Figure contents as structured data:
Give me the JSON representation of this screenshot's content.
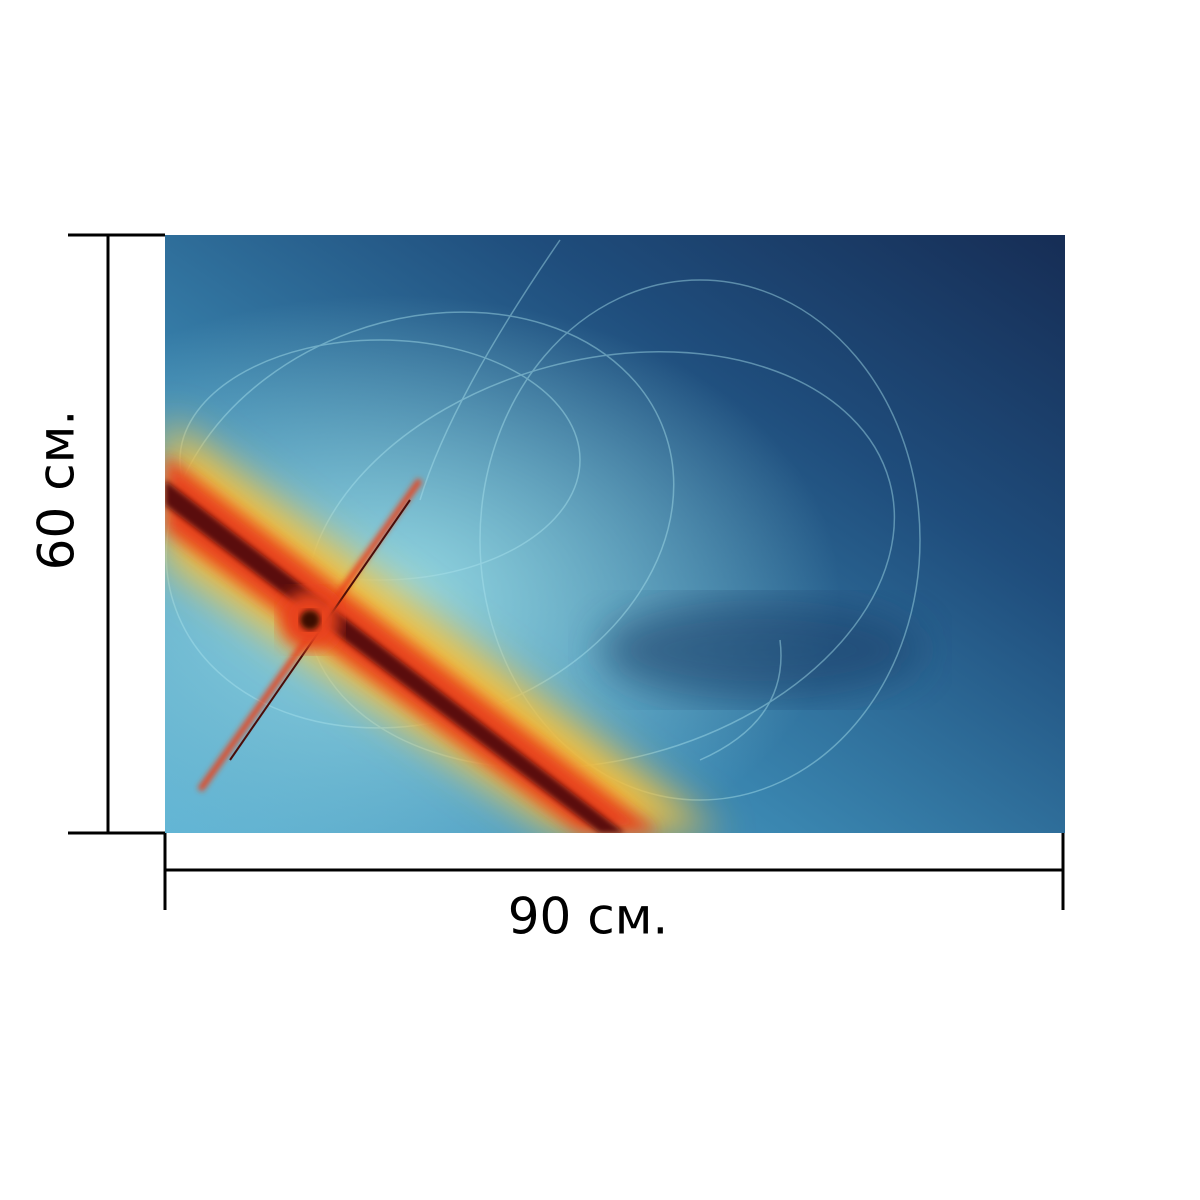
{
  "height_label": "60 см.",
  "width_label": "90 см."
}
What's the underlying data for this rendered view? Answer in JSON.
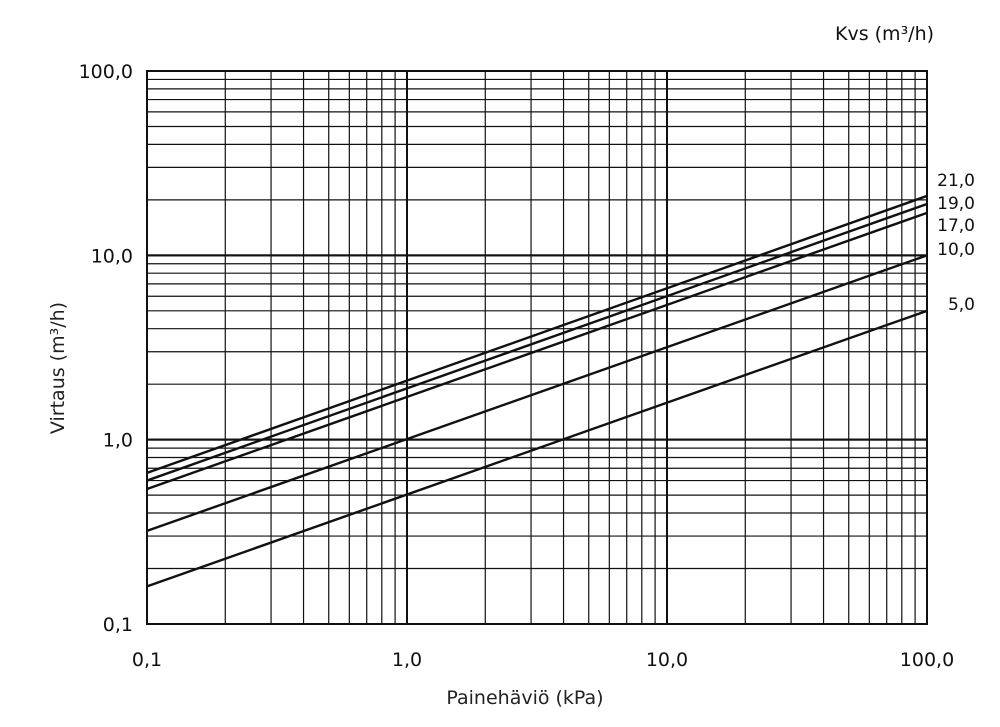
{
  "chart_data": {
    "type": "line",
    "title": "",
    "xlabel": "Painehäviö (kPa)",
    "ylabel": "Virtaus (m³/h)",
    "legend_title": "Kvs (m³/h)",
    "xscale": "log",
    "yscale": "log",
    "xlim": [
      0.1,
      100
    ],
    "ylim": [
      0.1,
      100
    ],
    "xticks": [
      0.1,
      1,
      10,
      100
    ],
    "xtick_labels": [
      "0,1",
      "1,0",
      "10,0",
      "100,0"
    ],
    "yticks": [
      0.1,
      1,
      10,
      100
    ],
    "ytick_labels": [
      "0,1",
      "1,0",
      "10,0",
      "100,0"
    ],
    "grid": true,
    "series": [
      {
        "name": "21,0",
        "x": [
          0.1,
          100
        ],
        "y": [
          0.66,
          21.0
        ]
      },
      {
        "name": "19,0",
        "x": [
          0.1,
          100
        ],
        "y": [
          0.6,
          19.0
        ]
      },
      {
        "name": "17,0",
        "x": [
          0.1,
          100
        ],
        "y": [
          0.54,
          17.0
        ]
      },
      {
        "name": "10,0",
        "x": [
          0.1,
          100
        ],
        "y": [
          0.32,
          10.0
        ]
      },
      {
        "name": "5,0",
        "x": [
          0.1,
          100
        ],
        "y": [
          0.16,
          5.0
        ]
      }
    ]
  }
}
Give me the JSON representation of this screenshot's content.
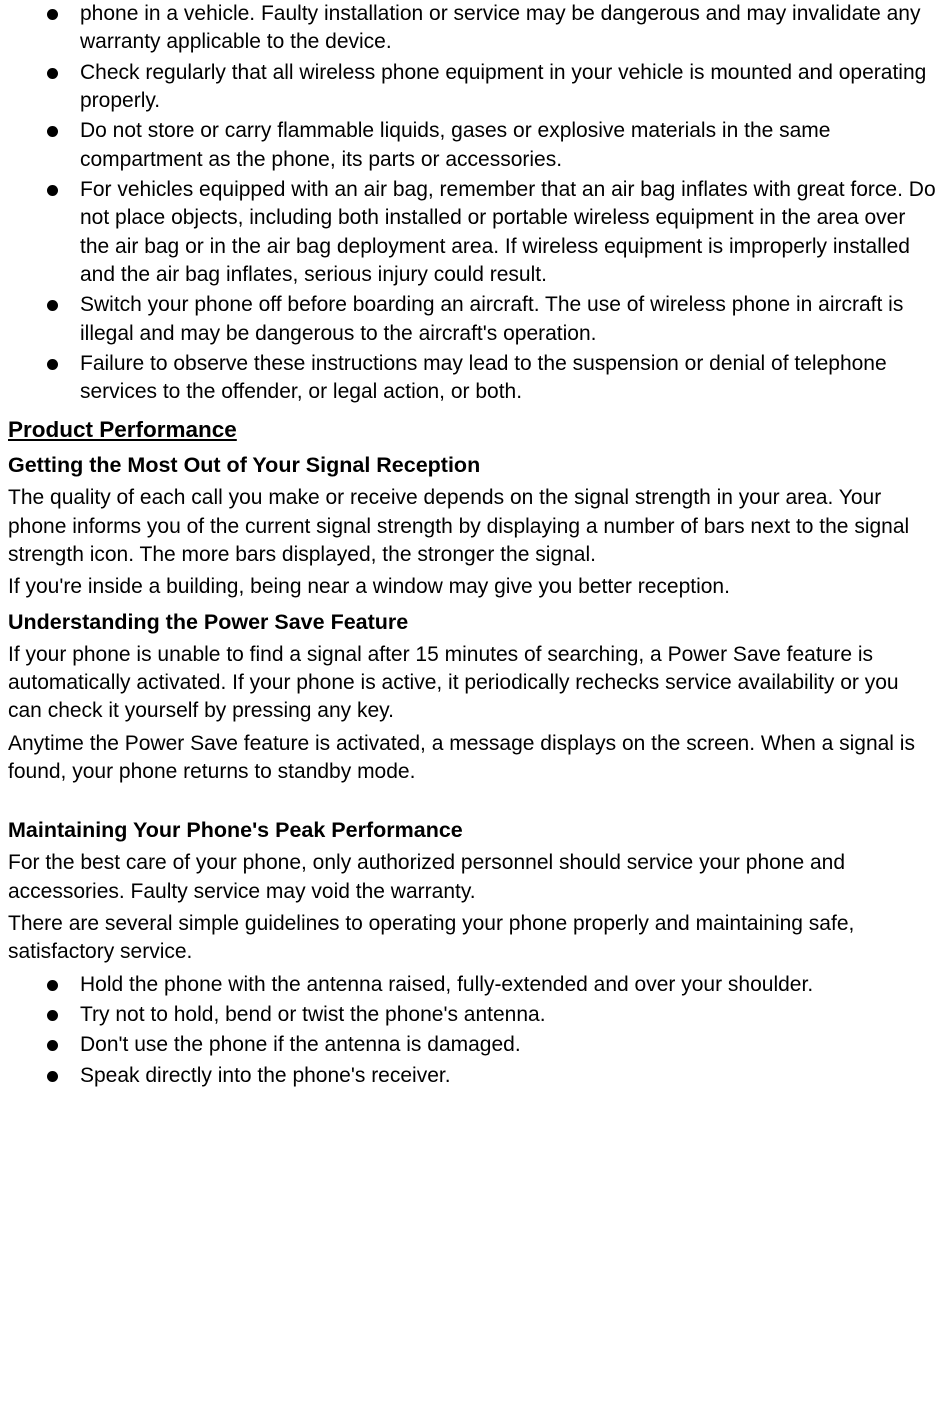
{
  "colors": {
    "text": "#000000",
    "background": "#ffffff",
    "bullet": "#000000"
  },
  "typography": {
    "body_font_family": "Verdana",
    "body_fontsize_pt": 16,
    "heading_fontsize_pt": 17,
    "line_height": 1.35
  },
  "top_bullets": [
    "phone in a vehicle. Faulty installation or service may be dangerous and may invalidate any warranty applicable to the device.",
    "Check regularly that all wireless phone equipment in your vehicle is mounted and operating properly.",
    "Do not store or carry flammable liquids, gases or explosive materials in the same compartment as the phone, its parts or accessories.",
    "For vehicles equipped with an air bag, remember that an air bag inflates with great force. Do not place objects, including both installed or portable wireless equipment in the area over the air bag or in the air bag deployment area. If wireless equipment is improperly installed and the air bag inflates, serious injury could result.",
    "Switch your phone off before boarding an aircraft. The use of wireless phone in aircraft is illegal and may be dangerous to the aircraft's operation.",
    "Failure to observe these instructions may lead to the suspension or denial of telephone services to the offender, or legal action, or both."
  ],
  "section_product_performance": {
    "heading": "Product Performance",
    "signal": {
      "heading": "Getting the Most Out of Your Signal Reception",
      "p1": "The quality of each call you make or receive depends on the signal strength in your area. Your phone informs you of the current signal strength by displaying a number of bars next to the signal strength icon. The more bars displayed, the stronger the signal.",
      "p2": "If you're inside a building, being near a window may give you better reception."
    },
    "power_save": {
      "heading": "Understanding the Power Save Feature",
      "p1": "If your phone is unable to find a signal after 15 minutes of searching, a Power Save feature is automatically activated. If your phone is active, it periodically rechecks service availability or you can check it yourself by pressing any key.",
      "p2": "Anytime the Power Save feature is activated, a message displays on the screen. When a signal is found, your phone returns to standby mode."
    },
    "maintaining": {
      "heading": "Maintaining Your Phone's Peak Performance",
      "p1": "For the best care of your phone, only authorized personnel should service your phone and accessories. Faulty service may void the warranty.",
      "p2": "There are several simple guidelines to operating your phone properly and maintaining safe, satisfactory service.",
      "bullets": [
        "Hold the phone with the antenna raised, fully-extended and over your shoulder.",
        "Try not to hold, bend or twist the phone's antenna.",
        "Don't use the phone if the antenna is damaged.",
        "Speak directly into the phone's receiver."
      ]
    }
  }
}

■ **TO DO**
Locate the word "warranty" in the entries, and copy every line where it is found.

■ **EXERCISE SOLUTION**
    "phone in a vehicle. Faulty installation or service may be dangerous and may invalidate any warranty applicable to the device.",
      "p1": "For the best care of your phone, only authorized personnel should service your phone and accessories. Faulty service may void the warranty.",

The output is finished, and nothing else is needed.